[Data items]
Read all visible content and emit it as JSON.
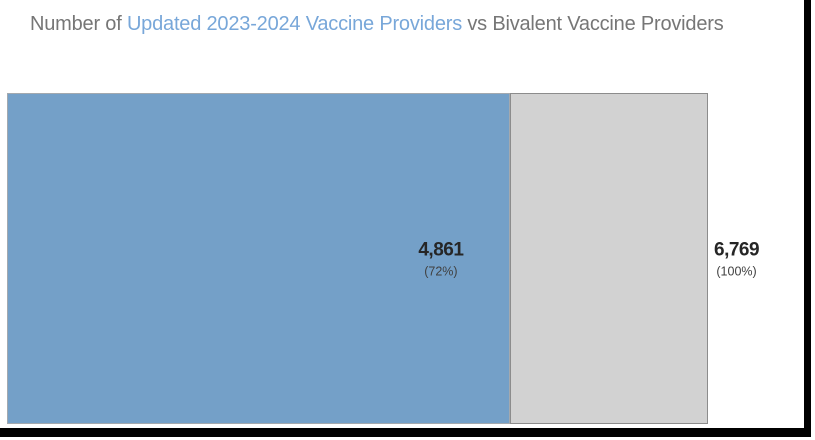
{
  "title": {
    "prefix": "Number of ",
    "highlight": "Updated 2023-2024 Vaccine Providers",
    "suffix": " vs Bivalent Vaccine Providers"
  },
  "chart_data": {
    "type": "bar",
    "orientation": "horizontal",
    "title": "Number of Updated 2023-2024 Vaccine Providers vs Bivalent Vaccine Providers",
    "legend": "none",
    "grid": false,
    "axes_visible": false,
    "xlim": [
      0,
      6769
    ],
    "series": [
      {
        "name": "Updated 2023-2024 Vaccine Providers",
        "value": 4861,
        "percent": 72,
        "label": "4,861",
        "percent_label": "(72%)",
        "color": "#74a0c8"
      },
      {
        "name": "Bivalent Vaccine Providers (remainder)",
        "value": 1908,
        "percent": 28,
        "label": "",
        "percent_label": "",
        "color": "#d2d2d2"
      }
    ],
    "total": {
      "name": "Bivalent Vaccine Providers (total)",
      "value": 6769,
      "percent": 100,
      "label": "6,769",
      "percent_label": "(100%)"
    }
  },
  "colors": {
    "bar_blue": "#74a0c8",
    "bar_gray": "#d2d2d2",
    "title_gray": "#767676",
    "title_blue": "#78a7d9",
    "label_dark": "#262626",
    "frame_black": "#000000"
  }
}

** INSTRUCTION **
Transcribe the material exactly, leaving every picture out.

** FULL OUTPUT **
Read all visible content and emit it as JSON.
{
  "title": {
    "prefix": "Number of ",
    "highlight": "Updated 2023-2024 Vaccine Providers",
    "suffix": " vs Bivalent Vaccine Providers"
  },
  "chart_data": {
    "type": "bar",
    "orientation": "horizontal",
    "title": "Number of Updated 2023-2024 Vaccine Providers vs Bivalent Vaccine Providers",
    "legend": "none",
    "grid": false,
    "axes_visible": false,
    "xlim": [
      0,
      6769
    ],
    "series": [
      {
        "name": "Updated 2023-2024 Vaccine Providers",
        "value": 4861,
        "percent": 72,
        "label": "4,861",
        "percent_label": "(72%)",
        "color": "#74a0c8"
      },
      {
        "name": "Bivalent Vaccine Providers (remainder)",
        "value": 1908,
        "percent": 28,
        "label": "",
        "percent_label": "",
        "color": "#d2d2d2"
      }
    ],
    "total": {
      "name": "Bivalent Vaccine Providers (total)",
      "value": 6769,
      "percent": 100,
      "label": "6,769",
      "percent_label": "(100%)"
    }
  },
  "colors": {
    "bar_blue": "#74a0c8",
    "bar_gray": "#d2d2d2",
    "title_gray": "#767676",
    "title_blue": "#78a7d9",
    "label_dark": "#262626",
    "frame_black": "#000000"
  }
}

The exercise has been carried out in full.